▸ PERINTAH TUGAS A
Salin persis baris-baris entri mulai dari awal entri sampai dengan baris yang memuat "x-tick-label: 1985 — [126, 933, 164, 953]".

____

Kitab Laksana Taman-taman Indah
[Kisah #11]
Kitab Laksana Taman-taman Indah
(Kisah Hidup Ibnu Duraid)
Penulis :
Ummu Husain Muthya bintu Basri
‘Abdillah Al- Makassariyyah
Mungkin setiap orang terkadang
merasakan kelelahan, kegundahan hati, keresahan jiwa, dan semisalnya. Entah
karena kesibukan, atau pekerjaan yang mereka miliki, ataukah problema kehidupan
yang sedang mereka hadapi.
Di
saat-saat seperti itulah, timbul keinginan mereka untuk menenangkan hati dan
pikiran mereka. Karena itu, mereka melakukan segala cara untuk menenangkan jiwa
mereka.
Tak jarang
pula di antara mereka mencari tempat-tempat rekreasi yang nyaman dan indah. Perkara
seperti ini tentulah hal yang wajar.
Adapun
tempat-tempat rekreasi, masing-masing orang memiliki selera yang berbeda-beda.
Di sana
terdapat sebuah kisah menarik dari seorang ulama kita yang bernama “Abu Bakr
Ibnu Duraid” -rahimahullahu ta’ala- mengenai hal ini .
Beliau adalah seorang ulama yang pernah hidup hidup di abad ke 14 H. Beliau
wafat pada tahun 321 H [Lihat Al-A’lam (6/80), karya Az-Zirikliy]
Kisah
hidup Ibnu Duraid, diceritakan oleh Abu Nashr Al-Mikali di dalam kitab Irsyadu
Al-Arib (6/2498), karya Yaqut Al-Hamawiy.

____

▸ PERINTAH TUGAS B
Menurut teks kisah Ibnu Duraid, siapa yang menceritakan kisah hidup Ibnu Duraid?

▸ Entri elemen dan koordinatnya
____

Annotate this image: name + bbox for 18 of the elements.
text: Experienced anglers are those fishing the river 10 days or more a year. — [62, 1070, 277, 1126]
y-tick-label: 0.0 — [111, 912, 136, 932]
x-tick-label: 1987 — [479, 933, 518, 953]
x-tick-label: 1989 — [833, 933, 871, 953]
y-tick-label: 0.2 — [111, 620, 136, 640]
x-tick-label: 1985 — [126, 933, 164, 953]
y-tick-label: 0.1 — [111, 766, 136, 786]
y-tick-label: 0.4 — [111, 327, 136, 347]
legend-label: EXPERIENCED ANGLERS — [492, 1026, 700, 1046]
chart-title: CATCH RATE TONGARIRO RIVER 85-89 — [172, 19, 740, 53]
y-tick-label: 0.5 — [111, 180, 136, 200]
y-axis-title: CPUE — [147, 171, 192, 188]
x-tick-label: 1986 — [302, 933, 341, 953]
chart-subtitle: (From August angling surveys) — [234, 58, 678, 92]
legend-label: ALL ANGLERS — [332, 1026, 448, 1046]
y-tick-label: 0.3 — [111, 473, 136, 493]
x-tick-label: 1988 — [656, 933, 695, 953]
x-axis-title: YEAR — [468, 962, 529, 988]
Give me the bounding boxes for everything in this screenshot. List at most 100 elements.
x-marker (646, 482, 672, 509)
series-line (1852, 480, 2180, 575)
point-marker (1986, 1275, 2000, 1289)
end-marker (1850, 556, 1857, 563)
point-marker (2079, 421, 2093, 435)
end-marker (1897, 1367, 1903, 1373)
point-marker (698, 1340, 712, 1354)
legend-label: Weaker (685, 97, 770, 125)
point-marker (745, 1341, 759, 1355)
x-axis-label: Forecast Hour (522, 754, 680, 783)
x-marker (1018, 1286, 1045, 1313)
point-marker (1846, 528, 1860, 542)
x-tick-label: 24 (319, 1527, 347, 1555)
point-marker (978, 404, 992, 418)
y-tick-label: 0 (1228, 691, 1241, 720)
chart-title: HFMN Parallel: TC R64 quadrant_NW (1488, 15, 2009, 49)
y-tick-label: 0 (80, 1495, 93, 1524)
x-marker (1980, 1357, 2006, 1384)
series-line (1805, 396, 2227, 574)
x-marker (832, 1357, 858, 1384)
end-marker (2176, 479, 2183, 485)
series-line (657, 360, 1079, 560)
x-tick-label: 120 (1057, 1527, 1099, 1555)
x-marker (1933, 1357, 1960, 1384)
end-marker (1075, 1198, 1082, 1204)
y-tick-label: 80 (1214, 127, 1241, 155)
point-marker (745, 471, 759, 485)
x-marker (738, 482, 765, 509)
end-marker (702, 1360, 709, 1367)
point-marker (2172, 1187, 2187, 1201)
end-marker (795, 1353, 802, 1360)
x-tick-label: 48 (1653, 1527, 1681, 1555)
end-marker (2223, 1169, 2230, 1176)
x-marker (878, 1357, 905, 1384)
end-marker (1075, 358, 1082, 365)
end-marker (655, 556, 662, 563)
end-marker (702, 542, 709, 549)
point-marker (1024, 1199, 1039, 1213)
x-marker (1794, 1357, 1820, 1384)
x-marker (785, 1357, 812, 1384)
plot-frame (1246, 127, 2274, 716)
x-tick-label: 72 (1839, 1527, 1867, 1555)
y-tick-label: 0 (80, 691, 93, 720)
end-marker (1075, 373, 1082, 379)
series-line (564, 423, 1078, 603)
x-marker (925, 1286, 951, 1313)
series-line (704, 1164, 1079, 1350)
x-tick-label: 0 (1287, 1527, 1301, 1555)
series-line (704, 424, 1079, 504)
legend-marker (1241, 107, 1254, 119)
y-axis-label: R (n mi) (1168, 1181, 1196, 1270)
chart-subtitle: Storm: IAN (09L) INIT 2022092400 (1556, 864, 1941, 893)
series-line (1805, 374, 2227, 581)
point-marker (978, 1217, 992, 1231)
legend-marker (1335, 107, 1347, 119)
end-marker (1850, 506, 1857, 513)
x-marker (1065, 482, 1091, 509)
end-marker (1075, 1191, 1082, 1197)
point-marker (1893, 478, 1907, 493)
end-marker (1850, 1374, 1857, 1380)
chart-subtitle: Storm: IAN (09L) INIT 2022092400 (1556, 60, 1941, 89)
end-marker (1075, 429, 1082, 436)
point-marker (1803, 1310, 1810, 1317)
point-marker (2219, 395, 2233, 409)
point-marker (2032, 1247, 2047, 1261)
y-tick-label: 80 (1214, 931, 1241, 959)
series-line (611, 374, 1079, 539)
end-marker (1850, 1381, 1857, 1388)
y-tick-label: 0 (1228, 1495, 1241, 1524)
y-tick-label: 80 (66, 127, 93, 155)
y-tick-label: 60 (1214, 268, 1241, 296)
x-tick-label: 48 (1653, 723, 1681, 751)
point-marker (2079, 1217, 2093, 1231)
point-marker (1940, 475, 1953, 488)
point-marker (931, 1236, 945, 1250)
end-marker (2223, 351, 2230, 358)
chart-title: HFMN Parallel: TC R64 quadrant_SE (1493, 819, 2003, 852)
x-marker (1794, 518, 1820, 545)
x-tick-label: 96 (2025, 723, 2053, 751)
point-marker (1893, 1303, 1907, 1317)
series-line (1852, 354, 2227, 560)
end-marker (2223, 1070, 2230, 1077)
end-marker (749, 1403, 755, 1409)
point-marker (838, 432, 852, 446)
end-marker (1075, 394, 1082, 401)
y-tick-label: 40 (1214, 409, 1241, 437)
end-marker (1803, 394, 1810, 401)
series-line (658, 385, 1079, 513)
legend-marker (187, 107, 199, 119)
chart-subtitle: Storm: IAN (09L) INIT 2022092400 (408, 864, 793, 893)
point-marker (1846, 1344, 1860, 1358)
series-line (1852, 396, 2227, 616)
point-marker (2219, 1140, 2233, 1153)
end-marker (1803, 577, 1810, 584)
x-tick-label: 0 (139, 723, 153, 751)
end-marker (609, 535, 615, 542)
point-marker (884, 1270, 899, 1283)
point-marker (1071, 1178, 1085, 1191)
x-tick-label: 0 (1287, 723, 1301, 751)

____

▸ JAWABAN LATIHAN A
Annotate this image: name + bbox for 18 of the elements.
text: Experienced anglers are those fishing the river 10 days or more a year. — [62, 1070, 277, 1126]
y-tick-label: 0.0 — [111, 912, 136, 932]
x-tick-label: 1987 — [479, 933, 518, 953]
x-tick-label: 1989 — [833, 933, 871, 953]
y-tick-label: 0.2 — [111, 620, 136, 640]
x-tick-label: 1985 — [126, 933, 164, 953]

▸ JAWABAN LATIHAN B
Abu Nashr Al-Mikali